--- Directive ---
Return the material word for word. Do not include the pictures.

Structured figure records
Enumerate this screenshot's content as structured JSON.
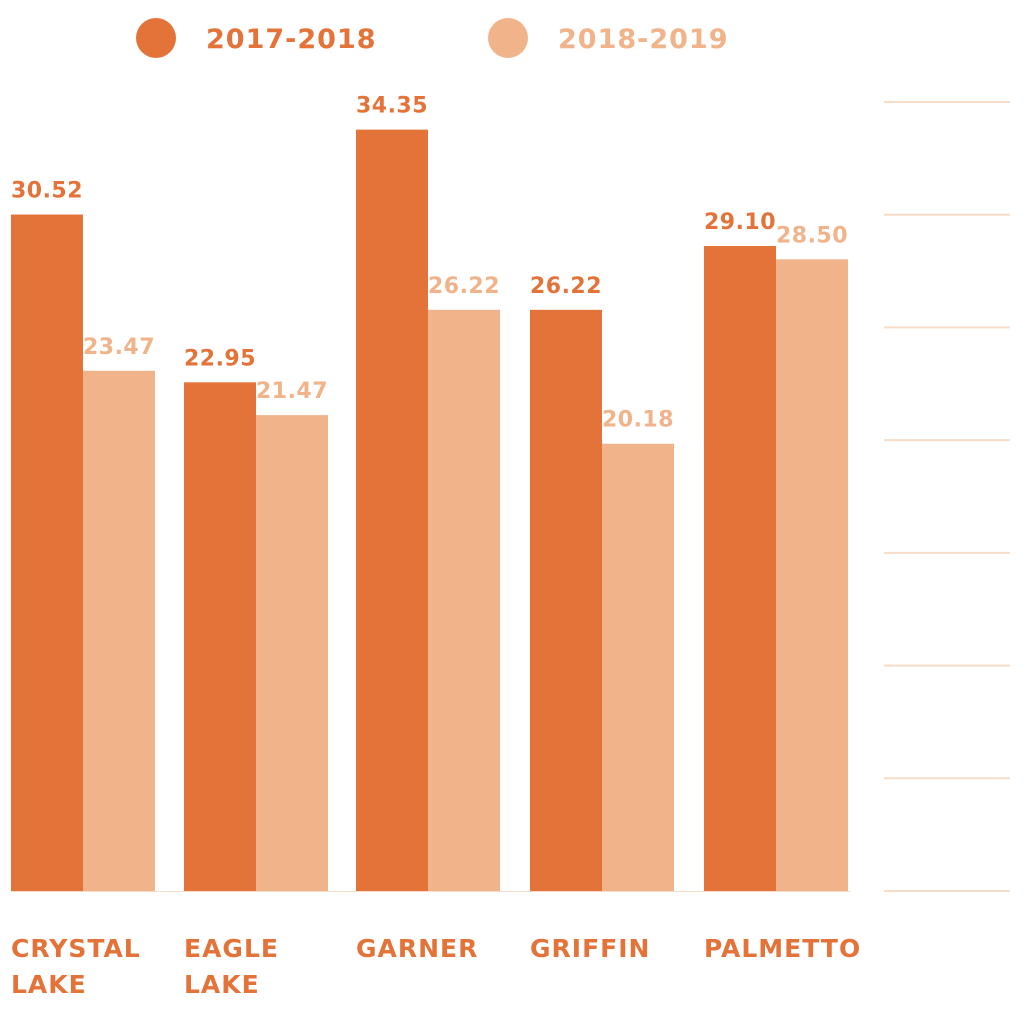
{
  "chart_data": {
    "type": "bar",
    "categories": [
      [
        "CRYSTAL",
        "LAKE"
      ],
      [
        "EAGLE",
        "LAKE"
      ],
      [
        "GARNER"
      ],
      [
        "GRIFFIN"
      ],
      [
        "PALMETTO"
      ]
    ],
    "series": [
      {
        "name": "2017-2018",
        "values": [
          30.52,
          22.95,
          34.35,
          26.22,
          29.1
        ],
        "labels": [
          "30.52",
          "22.95",
          "34.35",
          "26.22",
          "29.10"
        ],
        "color": "#E4733A"
      },
      {
        "name": "2018-2019",
        "values": [
          23.47,
          21.47,
          26.22,
          20.18,
          28.5
        ],
        "labels": [
          "23.47",
          "21.47",
          "26.22",
          "20.18",
          "28.50"
        ],
        "color": "#F0B38A"
      }
    ],
    "title": "",
    "xlabel": "",
    "ylabel": "",
    "ylim": [
      0,
      38
    ],
    "grid": true,
    "gridlines_count": 8,
    "gridline_color": "#F7DCC8",
    "legend_position": "top"
  }
}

--- Response for this exercise ---
Enumerate this screenshot's content as structured JSON.
{
  "chart_data": {
    "type": "bar",
    "categories": [
      [
        "CRYSTAL",
        "LAKE"
      ],
      [
        "EAGLE",
        "LAKE"
      ],
      [
        "GARNER"
      ],
      [
        "GRIFFIN"
      ],
      [
        "PALMETTO"
      ]
    ],
    "series": [
      {
        "name": "2017-2018",
        "values": [
          30.52,
          22.95,
          34.35,
          26.22,
          29.1
        ],
        "labels": [
          "30.52",
          "22.95",
          "34.35",
          "26.22",
          "29.10"
        ],
        "color": "#E4733A"
      },
      {
        "name": "2018-2019",
        "values": [
          23.47,
          21.47,
          26.22,
          20.18,
          28.5
        ],
        "labels": [
          "23.47",
          "21.47",
          "26.22",
          "20.18",
          "28.50"
        ],
        "color": "#F0B38A"
      }
    ],
    "title": "",
    "xlabel": "",
    "ylabel": "",
    "ylim": [
      0,
      38
    ],
    "grid": true,
    "gridlines_count": 8,
    "gridline_color": "#F7DCC8",
    "legend_position": "top"
  }
}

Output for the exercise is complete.